Each line of the material below that holds the word "xlabel" needs to be copied.

— start of Supplied data —

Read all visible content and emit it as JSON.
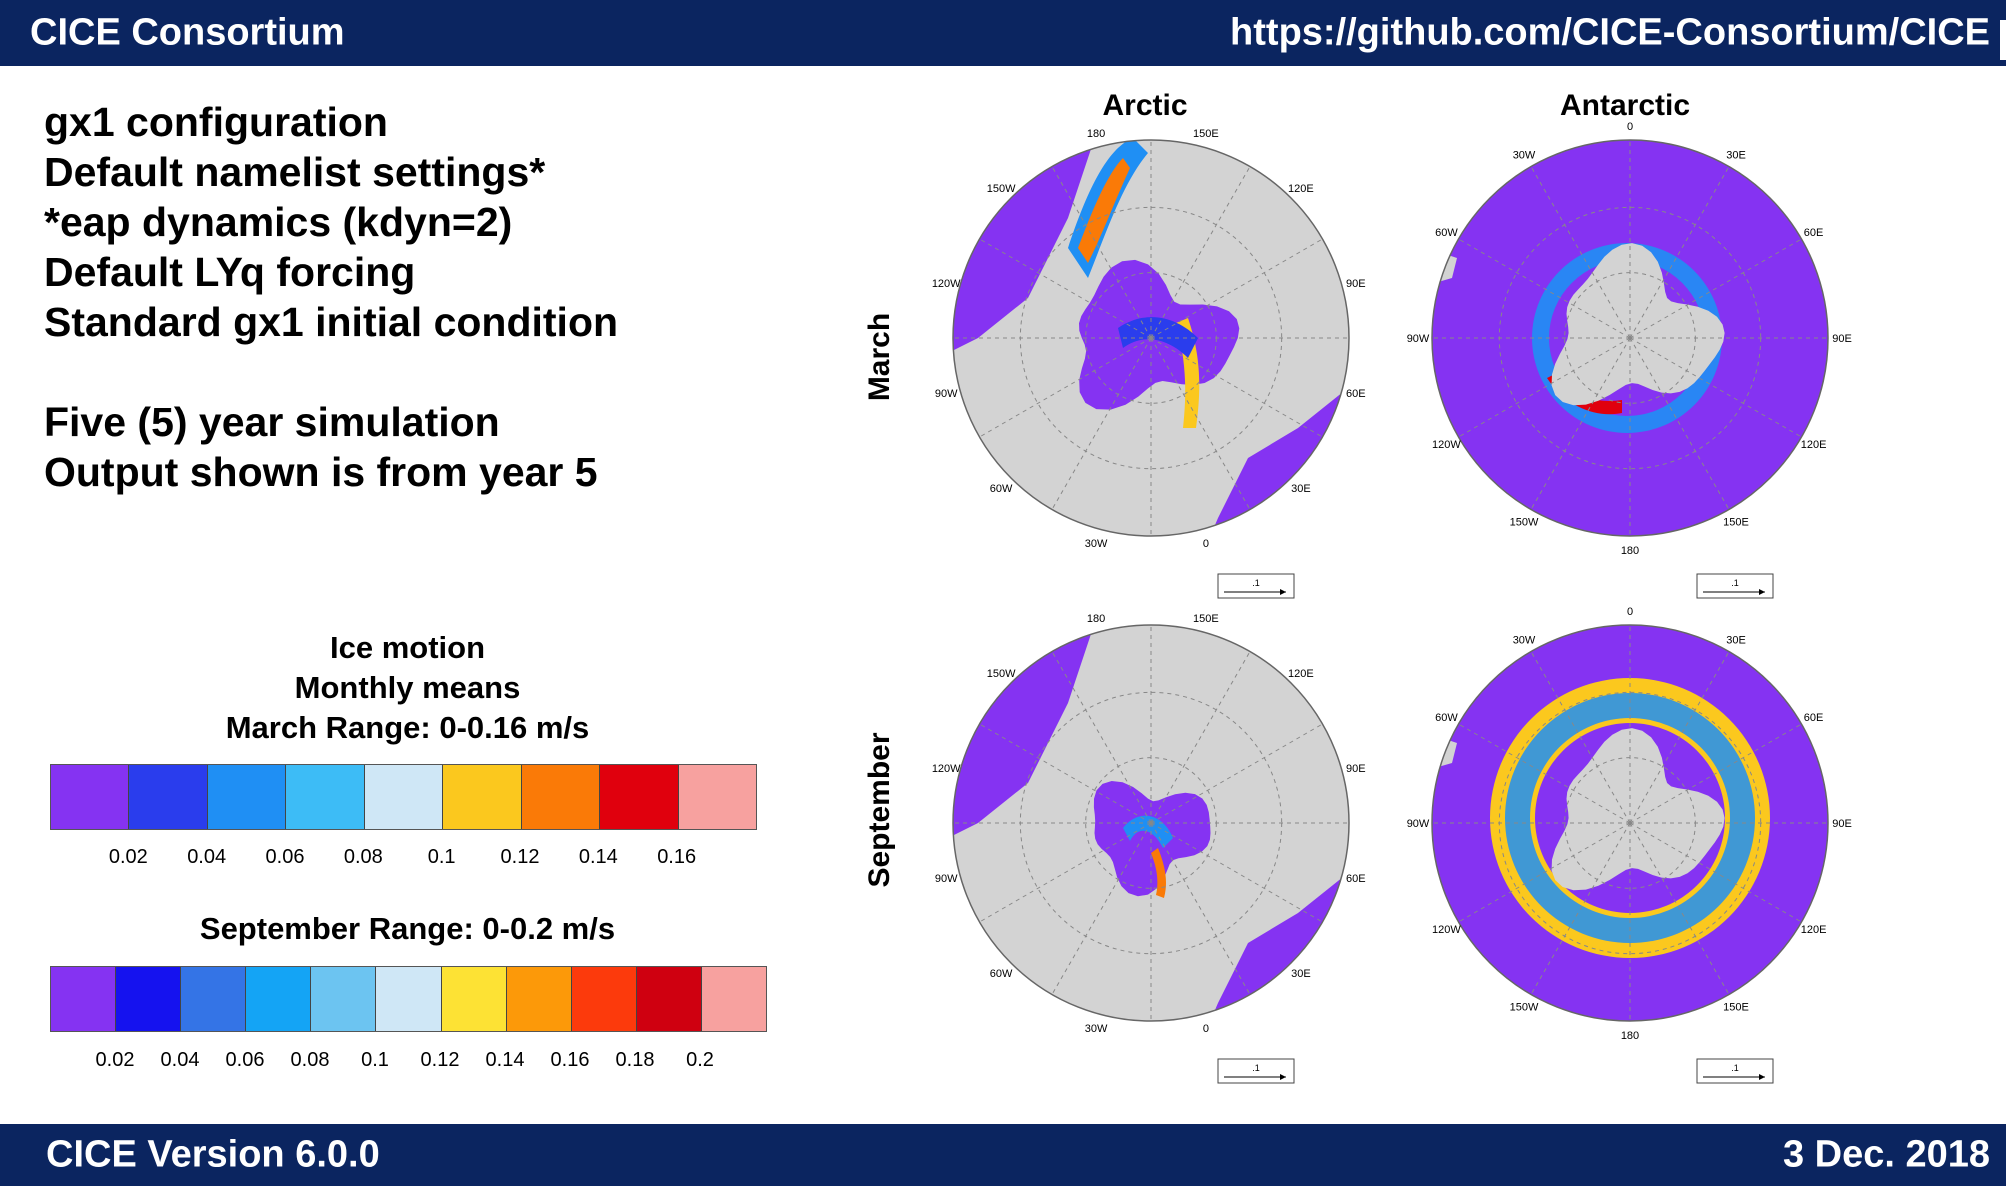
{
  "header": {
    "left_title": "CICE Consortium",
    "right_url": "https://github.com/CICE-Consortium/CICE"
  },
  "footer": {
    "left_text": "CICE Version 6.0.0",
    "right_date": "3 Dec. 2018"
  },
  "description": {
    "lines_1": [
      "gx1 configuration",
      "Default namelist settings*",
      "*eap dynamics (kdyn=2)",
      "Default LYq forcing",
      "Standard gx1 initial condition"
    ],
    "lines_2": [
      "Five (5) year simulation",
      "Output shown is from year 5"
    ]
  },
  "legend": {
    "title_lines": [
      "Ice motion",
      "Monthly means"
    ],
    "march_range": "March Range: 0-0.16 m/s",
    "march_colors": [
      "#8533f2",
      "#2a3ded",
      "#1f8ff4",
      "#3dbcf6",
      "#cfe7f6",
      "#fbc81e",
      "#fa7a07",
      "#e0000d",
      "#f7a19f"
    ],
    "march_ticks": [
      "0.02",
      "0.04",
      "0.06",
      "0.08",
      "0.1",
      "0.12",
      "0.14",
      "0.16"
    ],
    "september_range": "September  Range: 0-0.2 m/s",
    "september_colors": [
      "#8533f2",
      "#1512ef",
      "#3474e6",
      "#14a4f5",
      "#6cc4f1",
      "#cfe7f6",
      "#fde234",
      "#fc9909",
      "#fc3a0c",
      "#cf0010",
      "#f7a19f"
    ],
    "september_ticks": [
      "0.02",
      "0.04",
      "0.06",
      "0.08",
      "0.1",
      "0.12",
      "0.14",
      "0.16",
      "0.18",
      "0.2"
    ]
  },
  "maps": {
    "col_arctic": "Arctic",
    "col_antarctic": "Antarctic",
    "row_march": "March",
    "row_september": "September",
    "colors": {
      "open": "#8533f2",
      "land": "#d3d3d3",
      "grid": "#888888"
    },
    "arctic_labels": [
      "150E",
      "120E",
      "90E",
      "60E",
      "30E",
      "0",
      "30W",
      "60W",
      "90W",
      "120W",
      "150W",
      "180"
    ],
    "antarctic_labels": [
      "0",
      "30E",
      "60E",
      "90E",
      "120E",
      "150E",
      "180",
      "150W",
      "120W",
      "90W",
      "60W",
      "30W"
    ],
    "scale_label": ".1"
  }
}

— end of Supplied data —
— start of Supplied data —

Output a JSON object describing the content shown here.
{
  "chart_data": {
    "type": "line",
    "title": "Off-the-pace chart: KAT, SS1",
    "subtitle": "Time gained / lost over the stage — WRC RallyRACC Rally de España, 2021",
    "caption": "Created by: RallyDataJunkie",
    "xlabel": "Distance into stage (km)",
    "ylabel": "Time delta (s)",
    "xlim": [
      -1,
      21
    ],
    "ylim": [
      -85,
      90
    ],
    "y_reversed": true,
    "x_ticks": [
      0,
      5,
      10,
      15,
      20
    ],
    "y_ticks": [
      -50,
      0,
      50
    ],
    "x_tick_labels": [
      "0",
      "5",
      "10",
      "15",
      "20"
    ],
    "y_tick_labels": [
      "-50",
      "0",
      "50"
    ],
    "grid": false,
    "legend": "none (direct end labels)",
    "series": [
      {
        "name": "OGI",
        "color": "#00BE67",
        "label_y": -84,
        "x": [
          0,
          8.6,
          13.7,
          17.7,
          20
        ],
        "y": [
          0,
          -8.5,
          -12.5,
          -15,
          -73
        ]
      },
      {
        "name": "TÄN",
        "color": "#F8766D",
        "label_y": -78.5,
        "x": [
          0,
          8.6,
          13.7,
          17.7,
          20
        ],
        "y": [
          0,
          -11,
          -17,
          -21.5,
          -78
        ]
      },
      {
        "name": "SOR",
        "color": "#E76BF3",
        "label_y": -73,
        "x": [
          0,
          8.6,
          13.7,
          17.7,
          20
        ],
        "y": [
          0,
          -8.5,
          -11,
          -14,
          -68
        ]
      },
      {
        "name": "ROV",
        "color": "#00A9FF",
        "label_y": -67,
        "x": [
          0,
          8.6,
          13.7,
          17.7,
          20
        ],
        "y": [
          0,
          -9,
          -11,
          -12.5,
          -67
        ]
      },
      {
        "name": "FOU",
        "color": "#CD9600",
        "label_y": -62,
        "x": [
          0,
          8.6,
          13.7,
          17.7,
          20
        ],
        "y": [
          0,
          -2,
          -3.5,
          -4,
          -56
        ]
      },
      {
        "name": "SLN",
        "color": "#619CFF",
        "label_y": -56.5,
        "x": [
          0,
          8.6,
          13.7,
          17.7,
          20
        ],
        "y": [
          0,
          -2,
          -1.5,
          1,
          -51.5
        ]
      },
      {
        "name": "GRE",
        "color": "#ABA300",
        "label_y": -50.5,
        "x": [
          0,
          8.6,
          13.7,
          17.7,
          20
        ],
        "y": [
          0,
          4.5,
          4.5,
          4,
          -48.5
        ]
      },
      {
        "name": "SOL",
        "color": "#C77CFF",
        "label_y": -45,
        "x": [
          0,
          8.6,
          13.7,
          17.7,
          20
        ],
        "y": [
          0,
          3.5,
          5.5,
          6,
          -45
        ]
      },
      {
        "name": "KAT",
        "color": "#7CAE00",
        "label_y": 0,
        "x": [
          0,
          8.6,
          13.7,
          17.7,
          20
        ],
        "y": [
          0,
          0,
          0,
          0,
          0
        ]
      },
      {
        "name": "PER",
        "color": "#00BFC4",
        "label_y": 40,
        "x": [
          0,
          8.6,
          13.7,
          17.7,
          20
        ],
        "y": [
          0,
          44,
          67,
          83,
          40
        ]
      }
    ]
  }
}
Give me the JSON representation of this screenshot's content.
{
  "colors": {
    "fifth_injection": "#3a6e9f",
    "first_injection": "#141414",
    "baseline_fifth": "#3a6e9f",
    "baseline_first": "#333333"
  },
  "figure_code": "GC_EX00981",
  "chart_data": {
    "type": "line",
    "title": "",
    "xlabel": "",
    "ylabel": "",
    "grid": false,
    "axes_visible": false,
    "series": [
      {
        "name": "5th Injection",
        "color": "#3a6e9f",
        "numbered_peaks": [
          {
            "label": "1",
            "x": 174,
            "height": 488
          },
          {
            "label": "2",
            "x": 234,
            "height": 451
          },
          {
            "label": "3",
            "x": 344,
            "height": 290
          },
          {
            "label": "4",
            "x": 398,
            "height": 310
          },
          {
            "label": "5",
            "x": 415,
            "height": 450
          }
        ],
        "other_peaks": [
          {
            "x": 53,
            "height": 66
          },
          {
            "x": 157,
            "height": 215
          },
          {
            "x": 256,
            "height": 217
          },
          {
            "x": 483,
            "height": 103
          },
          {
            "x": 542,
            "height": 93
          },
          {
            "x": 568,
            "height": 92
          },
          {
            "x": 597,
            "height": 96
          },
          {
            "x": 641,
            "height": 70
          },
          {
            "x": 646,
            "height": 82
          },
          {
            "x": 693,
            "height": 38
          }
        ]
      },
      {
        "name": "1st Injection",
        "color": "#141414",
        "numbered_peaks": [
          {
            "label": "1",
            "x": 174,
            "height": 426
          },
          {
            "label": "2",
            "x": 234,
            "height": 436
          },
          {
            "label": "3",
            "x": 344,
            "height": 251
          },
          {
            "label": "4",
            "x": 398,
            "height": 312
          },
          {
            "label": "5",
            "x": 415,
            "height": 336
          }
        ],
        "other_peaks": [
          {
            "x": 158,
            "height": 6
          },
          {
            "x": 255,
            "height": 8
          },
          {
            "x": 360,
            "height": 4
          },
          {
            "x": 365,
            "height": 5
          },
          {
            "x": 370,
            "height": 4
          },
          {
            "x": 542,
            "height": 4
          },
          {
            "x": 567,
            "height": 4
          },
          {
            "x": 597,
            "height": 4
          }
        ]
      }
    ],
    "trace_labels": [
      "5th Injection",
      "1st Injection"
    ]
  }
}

— end of Supplied data —

• Result of the exercise:
    "xlabel": "Distance into stage (km)",
    "xlabel": "",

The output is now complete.